AIM:
List each four-digit year mentioned in the article about Native Hawaiian sovereignty.

ARTICLE:
^^^^^^^^
In time, the planters, United States government officials and Marines ousted from power Hawaii’s last ruler, Queen Lili699;uokalani. In 1898 the U.S. government officially annexed Hawaii, and in 1959 named it the country’s 50th state.
Today Native Hawaiians are only about 20 percent of the state’s population.
Calls for sovereignty
Noelani Goodyear-Ka’opua is an expert on Native Hawaiian social movements. She is also Native Hawaiian, or Kanaka Maoli.
Ka’opua says Native Hawaiians have been protesting the loss of their rights and calling for sovereignty since the 1800s. But they do not always agree on what they are asking for. Some want to form a government and operate as a kind of nation-within-a-nation, like Native American tribes on the U.S. mainland. Others want to be a country independent from the United States.
In 2014, U.S. government officials held a number of hearings across Hawaii to learn what Native Hawaiians thought about forming their own government. A large majority of people who spoke in the hearings said they did not want it. Instead, they argued the U.S. violated international law when it removed the queen as ruler. The kingdom, they say, continues to exist.
Yet in 2016, the U.S. government released a final rule to permit Native Hawaiians to form a government – in other words, the nation-within-a-nation solution.
^^^^^^^^
PROVIDED MATERIAL:

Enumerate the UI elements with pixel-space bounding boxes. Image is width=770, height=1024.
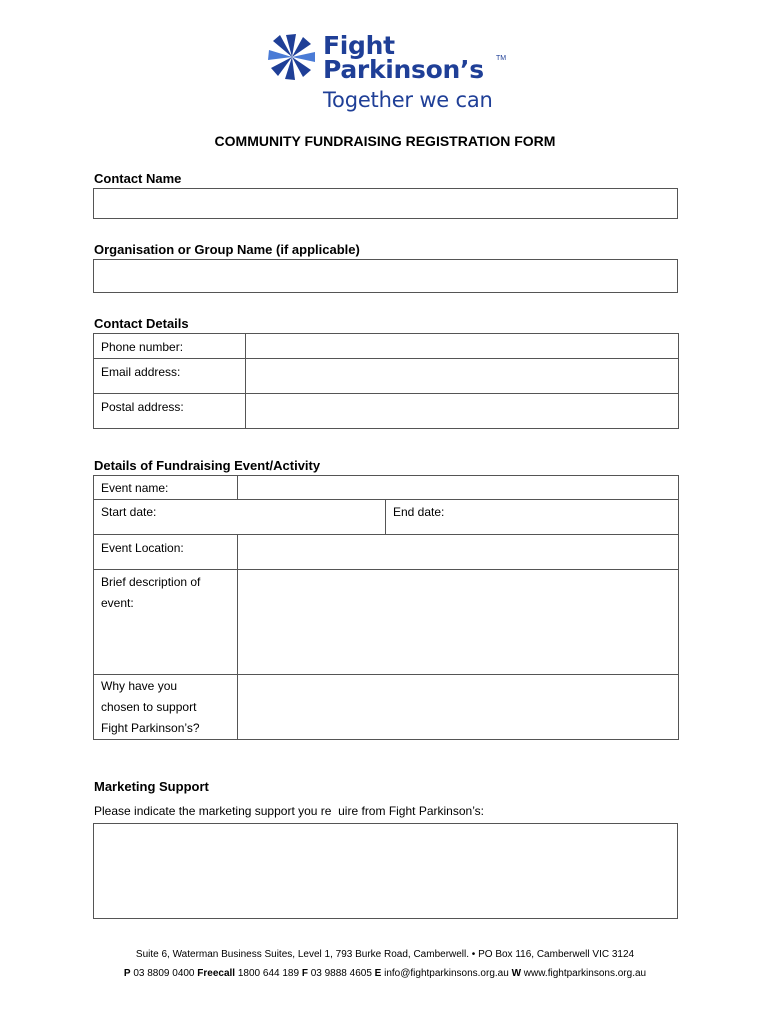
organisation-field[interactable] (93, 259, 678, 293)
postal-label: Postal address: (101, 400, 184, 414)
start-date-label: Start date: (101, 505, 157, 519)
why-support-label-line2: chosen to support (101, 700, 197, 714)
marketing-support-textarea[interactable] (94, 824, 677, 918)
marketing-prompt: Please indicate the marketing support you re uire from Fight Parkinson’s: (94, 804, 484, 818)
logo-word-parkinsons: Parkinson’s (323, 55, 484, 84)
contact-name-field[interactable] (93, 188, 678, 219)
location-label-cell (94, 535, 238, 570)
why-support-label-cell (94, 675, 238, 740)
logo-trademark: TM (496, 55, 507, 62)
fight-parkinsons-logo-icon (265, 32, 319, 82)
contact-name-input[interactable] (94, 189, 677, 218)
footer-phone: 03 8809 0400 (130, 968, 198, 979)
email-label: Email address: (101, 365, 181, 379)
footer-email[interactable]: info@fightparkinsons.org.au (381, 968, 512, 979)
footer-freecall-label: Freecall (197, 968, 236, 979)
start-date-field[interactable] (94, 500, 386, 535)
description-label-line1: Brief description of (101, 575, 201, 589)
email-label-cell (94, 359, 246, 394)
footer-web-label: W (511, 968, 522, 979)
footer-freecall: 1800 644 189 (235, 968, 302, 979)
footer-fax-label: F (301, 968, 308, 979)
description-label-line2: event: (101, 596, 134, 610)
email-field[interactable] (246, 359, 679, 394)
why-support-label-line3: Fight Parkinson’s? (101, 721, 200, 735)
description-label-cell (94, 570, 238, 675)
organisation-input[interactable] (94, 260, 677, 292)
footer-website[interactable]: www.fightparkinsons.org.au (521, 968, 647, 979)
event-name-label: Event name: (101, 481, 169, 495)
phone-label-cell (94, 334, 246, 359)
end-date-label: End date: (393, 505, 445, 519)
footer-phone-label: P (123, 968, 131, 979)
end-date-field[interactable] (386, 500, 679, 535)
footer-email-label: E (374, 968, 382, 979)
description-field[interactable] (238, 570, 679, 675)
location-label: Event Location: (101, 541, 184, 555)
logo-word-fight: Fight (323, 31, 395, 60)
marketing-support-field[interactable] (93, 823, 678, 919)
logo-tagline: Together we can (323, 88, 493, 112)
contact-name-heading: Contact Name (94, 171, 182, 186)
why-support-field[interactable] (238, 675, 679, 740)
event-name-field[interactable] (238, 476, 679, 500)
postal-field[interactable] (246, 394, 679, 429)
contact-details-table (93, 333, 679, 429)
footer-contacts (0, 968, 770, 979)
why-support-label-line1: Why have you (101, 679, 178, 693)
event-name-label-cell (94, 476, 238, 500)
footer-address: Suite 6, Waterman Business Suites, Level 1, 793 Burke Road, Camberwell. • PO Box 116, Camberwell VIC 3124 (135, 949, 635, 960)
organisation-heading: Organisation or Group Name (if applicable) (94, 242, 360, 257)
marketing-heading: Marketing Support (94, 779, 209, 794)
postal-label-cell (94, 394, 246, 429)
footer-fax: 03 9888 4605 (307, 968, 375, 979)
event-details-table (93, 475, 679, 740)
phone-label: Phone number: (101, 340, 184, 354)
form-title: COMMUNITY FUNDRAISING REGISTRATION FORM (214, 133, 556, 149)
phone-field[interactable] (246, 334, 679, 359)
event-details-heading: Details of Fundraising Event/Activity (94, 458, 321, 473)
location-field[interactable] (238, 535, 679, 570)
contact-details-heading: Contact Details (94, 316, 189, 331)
^^^^^^^^
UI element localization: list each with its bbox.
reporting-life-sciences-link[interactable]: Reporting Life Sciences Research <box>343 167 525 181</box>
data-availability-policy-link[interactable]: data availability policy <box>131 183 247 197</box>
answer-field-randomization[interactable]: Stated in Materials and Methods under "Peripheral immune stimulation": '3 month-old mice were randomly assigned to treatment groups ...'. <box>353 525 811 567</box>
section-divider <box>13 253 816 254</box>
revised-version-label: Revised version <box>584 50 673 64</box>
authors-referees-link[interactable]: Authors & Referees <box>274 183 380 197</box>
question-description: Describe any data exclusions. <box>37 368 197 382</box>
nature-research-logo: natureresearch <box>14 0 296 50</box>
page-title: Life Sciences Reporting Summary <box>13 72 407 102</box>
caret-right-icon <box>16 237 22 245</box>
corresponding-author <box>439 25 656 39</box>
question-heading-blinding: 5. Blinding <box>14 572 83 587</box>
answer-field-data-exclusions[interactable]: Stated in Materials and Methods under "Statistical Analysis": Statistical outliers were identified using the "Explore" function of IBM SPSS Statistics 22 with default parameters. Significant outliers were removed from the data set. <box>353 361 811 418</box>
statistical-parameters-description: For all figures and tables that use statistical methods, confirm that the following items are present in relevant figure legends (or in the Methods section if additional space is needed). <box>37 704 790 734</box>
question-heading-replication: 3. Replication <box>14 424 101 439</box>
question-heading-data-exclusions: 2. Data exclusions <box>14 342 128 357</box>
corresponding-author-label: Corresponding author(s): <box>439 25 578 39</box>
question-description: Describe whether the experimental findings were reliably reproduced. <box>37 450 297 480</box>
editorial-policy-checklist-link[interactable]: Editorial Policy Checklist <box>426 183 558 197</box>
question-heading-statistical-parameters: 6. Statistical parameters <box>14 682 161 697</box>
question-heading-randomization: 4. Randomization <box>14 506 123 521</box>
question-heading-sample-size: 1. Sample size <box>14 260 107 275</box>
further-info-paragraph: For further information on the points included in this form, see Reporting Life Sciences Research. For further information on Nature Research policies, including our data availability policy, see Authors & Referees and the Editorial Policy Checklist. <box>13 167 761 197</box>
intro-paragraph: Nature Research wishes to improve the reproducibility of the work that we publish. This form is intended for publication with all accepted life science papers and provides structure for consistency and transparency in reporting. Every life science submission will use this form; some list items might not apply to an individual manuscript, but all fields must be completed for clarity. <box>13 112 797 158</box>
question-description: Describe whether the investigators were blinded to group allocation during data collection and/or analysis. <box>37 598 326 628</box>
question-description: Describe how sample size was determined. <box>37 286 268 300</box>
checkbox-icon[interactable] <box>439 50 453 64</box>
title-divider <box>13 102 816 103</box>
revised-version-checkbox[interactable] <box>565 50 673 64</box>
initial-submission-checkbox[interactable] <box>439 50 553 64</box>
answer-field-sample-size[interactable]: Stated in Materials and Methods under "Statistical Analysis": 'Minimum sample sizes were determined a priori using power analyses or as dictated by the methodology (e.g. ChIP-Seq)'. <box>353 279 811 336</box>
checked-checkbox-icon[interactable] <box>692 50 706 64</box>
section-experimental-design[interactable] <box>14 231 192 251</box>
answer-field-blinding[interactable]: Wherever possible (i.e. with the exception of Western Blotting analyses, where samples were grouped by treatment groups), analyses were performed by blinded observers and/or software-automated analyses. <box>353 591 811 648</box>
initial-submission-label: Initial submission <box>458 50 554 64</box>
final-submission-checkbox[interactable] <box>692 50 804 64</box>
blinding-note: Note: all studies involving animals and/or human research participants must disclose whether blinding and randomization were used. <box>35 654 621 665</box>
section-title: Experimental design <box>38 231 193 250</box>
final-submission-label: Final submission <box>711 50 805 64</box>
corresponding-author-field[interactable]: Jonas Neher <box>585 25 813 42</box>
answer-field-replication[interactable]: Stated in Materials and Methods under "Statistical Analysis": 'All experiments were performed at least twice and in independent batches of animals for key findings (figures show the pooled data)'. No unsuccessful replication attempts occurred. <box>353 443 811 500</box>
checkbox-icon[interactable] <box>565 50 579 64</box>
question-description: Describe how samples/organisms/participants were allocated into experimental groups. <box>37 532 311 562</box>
^^^^^^^^
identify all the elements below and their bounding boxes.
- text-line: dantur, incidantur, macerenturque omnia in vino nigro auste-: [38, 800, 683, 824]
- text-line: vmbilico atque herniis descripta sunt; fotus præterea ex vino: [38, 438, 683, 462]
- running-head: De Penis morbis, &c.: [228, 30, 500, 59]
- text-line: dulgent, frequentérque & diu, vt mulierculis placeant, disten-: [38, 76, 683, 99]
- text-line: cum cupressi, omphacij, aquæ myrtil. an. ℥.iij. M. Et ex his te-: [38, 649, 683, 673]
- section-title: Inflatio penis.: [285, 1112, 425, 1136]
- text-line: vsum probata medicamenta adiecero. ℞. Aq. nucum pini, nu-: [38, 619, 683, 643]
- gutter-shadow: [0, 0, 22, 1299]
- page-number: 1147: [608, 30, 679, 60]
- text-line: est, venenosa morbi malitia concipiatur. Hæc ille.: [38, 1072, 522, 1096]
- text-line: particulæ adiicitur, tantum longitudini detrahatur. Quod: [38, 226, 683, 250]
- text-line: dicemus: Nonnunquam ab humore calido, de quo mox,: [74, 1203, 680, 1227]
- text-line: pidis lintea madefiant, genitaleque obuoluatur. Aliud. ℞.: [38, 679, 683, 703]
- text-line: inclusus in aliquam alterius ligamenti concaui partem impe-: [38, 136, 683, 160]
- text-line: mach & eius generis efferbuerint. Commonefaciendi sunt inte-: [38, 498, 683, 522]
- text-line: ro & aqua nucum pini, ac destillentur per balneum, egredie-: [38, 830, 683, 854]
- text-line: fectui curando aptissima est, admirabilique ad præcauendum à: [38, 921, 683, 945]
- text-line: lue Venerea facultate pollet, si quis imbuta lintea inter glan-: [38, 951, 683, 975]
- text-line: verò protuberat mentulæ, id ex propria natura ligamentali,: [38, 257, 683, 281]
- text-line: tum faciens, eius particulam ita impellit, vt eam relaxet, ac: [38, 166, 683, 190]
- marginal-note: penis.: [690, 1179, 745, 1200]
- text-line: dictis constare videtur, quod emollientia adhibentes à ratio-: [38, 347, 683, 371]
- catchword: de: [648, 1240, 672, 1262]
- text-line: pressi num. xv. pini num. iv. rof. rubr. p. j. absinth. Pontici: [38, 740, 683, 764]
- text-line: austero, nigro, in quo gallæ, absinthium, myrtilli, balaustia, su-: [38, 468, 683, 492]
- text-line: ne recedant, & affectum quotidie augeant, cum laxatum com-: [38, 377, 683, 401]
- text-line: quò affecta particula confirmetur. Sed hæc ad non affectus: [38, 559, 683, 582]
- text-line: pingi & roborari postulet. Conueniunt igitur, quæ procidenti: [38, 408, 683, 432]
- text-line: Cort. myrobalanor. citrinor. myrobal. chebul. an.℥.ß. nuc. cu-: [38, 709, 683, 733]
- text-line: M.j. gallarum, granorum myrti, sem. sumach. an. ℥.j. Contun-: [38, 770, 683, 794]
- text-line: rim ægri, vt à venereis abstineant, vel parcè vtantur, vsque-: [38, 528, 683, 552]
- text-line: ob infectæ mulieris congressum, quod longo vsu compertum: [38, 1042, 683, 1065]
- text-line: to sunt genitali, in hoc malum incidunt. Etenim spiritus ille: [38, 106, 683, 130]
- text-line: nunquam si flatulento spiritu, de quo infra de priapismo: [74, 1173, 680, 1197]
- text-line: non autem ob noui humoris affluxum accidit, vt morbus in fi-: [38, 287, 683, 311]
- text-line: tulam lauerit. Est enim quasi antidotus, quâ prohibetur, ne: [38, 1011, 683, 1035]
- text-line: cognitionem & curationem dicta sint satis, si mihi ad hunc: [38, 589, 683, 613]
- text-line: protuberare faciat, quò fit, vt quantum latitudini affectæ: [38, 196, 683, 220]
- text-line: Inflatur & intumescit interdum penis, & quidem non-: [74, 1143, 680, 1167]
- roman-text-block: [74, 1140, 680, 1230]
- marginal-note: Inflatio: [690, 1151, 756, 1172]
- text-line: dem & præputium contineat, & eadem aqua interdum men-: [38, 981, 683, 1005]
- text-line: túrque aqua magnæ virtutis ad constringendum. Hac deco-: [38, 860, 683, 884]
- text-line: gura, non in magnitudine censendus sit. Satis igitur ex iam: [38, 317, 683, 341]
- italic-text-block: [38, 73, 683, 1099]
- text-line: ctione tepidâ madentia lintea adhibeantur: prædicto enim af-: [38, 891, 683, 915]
^^^^^^^^
TASK OUTPUT:
1898, 1959, 2014, 2016